### Explore the material
1: Write out the part of the post on addictions starting at "I, Drew Fisher, have" and ending at "and genetic fabric.", word for word.
2: Answer these questions using the post on addictions:
(a) What date is given at the top of the post?
(b) The writer says "we" of which kingdom programmed the feedback loop into the human experience?
(c) For how many of the writer's first years does the writer say they walked the planet in a fog of ignorance?

### Document segment
________________________________________

Monday, July 27, 2015

The Teachers: Addictions

As mentioned in previous podcasts, the Earth School environment and the paradigm of fear that currently manipulates human behavior within the "first world" have made the "modern" human experience rife with addictions ready to suck an individual into enslavement. Once the human vehicle's nervous system has been introduced to a pleasurable stimulus it is forever seeking to recreate or, worse, top that initial "high." Why we of the Monadic Kingdom decided to program that feedback loop into the emotion-based human experience I am unsure. I can only surmise that it was to further deepen the "test" that the human experience can provide.
     I, Drew Fisher, have been just as conditioned by this environment, by this paradigm, and have been just as susceptible to coming under the power of addictions as the next American. I will remind you that for my first 20 years I walked the planet in a virtual fog of ignorance and naiveté--the malleable, fear-motivated automaton that Big Brother would have me be. I was also born into a fairly typical family in which addictions--some of which are even deemed socially 'acceptable'--had wormed their way into the behavioral and genetic fabric.
     American way of life in general is full of addictions--many of which we are completely unaware and might not even consider addictive in their effect. At this point it might be appropriate to share with you my personal definition of the word "addiction." I define an addiction as the obsessive attraction to or perceived need for a substance, activity or stimulus whose perceived need for the individual's attention begins to erode the attentiveness and effectiveness of that individual's relationships with other people, normal duties and responsibilities as well as that individual's functioning in terms of healthy self-care, including 'proper' nutrition and sanitation. According to my definition, Americans are addicted to clothing, easy-access food, processed foods, consumerism, over-sanitation, easy transportation, telecommunications, a perceived 'need' for privacy, competition, and more--all of which arise from the Grand Illusions of Duality that We created expressly for the decision-making tests or challenges that they provoke.

________________________________________

Stored data:

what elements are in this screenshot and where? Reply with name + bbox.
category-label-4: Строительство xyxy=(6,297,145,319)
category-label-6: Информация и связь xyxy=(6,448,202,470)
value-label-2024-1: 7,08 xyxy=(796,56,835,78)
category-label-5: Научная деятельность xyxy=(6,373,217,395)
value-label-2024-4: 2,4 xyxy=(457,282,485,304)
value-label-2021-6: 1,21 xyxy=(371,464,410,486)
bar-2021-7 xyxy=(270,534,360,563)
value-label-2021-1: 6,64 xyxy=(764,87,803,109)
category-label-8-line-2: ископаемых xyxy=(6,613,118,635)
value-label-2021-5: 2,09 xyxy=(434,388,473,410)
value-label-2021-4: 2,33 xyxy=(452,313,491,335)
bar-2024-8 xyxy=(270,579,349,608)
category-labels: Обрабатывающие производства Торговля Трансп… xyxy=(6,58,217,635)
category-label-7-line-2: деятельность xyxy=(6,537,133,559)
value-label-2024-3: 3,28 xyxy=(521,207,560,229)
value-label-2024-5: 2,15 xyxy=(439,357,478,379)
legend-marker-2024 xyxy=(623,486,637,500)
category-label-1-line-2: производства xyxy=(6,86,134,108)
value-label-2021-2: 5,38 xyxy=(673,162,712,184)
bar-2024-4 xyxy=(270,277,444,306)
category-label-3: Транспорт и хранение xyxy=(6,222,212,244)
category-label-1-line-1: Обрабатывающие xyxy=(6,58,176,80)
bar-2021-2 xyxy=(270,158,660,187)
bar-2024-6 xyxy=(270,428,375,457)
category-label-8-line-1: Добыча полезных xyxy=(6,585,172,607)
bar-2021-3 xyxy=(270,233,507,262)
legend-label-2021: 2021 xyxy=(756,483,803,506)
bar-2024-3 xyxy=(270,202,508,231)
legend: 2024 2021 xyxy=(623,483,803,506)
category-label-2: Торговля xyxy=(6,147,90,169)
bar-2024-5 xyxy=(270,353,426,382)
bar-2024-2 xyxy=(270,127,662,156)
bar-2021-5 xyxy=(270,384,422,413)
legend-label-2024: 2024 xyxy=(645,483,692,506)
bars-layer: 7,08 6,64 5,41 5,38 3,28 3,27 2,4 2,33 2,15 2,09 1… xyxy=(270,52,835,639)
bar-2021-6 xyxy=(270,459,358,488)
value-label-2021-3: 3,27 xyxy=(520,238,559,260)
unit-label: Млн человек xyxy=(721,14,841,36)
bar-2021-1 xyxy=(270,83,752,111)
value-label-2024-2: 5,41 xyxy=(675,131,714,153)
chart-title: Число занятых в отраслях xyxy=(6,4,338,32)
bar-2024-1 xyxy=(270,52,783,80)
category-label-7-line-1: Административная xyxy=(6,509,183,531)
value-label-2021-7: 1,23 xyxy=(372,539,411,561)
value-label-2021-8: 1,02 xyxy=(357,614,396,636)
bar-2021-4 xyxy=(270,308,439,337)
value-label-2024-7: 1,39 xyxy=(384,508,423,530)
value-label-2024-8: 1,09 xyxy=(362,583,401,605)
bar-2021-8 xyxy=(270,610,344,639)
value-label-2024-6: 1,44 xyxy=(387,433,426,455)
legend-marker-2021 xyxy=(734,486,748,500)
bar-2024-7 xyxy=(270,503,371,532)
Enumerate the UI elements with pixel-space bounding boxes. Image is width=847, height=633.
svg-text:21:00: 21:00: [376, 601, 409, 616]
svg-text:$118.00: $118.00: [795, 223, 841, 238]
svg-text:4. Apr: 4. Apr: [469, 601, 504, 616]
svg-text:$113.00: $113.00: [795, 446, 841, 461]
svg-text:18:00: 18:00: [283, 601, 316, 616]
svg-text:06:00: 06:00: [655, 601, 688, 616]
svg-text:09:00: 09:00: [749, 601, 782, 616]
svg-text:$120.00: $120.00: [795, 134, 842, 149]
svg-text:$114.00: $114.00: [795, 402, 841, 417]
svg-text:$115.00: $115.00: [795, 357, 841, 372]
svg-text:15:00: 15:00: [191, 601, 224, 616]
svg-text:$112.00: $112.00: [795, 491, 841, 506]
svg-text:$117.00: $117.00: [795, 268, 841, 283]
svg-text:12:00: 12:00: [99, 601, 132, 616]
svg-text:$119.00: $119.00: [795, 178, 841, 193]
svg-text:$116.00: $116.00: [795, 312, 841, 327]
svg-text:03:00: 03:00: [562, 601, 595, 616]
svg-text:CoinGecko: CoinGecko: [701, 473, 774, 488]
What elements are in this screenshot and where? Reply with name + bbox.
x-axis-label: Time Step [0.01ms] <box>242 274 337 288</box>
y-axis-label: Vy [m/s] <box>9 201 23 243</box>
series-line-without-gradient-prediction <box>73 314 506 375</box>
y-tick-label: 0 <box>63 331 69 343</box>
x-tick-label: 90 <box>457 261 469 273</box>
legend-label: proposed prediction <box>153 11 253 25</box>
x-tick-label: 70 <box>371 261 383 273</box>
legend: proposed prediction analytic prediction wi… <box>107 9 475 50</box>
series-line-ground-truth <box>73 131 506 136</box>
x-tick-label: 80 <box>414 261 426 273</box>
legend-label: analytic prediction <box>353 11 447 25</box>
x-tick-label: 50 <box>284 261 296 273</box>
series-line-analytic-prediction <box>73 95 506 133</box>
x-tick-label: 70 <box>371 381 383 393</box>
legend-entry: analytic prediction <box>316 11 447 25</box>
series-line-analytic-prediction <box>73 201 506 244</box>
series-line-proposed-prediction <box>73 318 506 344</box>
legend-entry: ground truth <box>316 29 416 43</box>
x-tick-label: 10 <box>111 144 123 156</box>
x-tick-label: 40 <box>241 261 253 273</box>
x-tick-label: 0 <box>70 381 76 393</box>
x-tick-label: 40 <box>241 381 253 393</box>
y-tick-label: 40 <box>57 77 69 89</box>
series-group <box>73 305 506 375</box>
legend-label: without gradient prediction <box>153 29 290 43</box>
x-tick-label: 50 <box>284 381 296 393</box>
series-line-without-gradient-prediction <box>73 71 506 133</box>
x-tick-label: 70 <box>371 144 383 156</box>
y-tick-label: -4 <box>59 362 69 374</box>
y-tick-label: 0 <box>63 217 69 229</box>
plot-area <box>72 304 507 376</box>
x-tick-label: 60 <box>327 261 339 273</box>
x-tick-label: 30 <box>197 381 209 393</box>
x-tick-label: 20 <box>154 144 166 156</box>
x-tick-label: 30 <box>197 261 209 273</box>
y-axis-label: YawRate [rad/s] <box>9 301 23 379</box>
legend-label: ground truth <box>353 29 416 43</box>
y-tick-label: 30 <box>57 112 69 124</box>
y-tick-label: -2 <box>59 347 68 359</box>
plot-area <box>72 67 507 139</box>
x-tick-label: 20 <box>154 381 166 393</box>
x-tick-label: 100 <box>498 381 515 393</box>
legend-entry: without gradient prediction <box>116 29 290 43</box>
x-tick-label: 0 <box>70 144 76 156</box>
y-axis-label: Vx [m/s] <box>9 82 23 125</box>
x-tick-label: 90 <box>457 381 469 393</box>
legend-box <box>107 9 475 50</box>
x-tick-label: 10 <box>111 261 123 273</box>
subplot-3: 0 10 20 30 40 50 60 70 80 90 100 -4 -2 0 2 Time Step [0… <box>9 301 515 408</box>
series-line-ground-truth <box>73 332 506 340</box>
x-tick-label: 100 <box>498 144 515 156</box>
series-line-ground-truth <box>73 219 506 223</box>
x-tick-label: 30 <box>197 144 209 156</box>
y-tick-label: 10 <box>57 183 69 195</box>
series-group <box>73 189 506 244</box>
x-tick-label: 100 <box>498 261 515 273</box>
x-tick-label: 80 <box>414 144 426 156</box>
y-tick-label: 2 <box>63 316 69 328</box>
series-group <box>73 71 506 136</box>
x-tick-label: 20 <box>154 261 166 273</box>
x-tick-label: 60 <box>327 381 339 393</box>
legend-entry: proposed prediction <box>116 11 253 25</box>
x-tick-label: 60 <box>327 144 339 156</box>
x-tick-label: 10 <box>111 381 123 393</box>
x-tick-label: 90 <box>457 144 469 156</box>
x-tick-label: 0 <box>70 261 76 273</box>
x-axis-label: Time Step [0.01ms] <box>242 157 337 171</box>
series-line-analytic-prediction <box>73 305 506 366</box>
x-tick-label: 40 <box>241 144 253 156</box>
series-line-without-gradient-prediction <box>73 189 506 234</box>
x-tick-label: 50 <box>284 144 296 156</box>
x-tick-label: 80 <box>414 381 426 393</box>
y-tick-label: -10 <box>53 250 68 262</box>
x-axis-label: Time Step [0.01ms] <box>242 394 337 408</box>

________________________________________

### Answers by item
1:
I, Drew Fisher, have been just as conditioned by this environment, by this paradigm, and have been just as susceptible to coming under the power of addictions as the next American. I will remind you that for my first 20 years I walked the planet in a virtual fog of ignorance and naiveté--the malleable, fear-motivated automaton that Big Brother would have me be. I was also born into a fairly typical family in which addictions--some of which are even deemed socially 'acceptable'--had wormed their way into the behavioral and genetic fabric.

2:
(a) Monday, July 27, 2015
(b) The Monadic Kingdom
(c) 20 years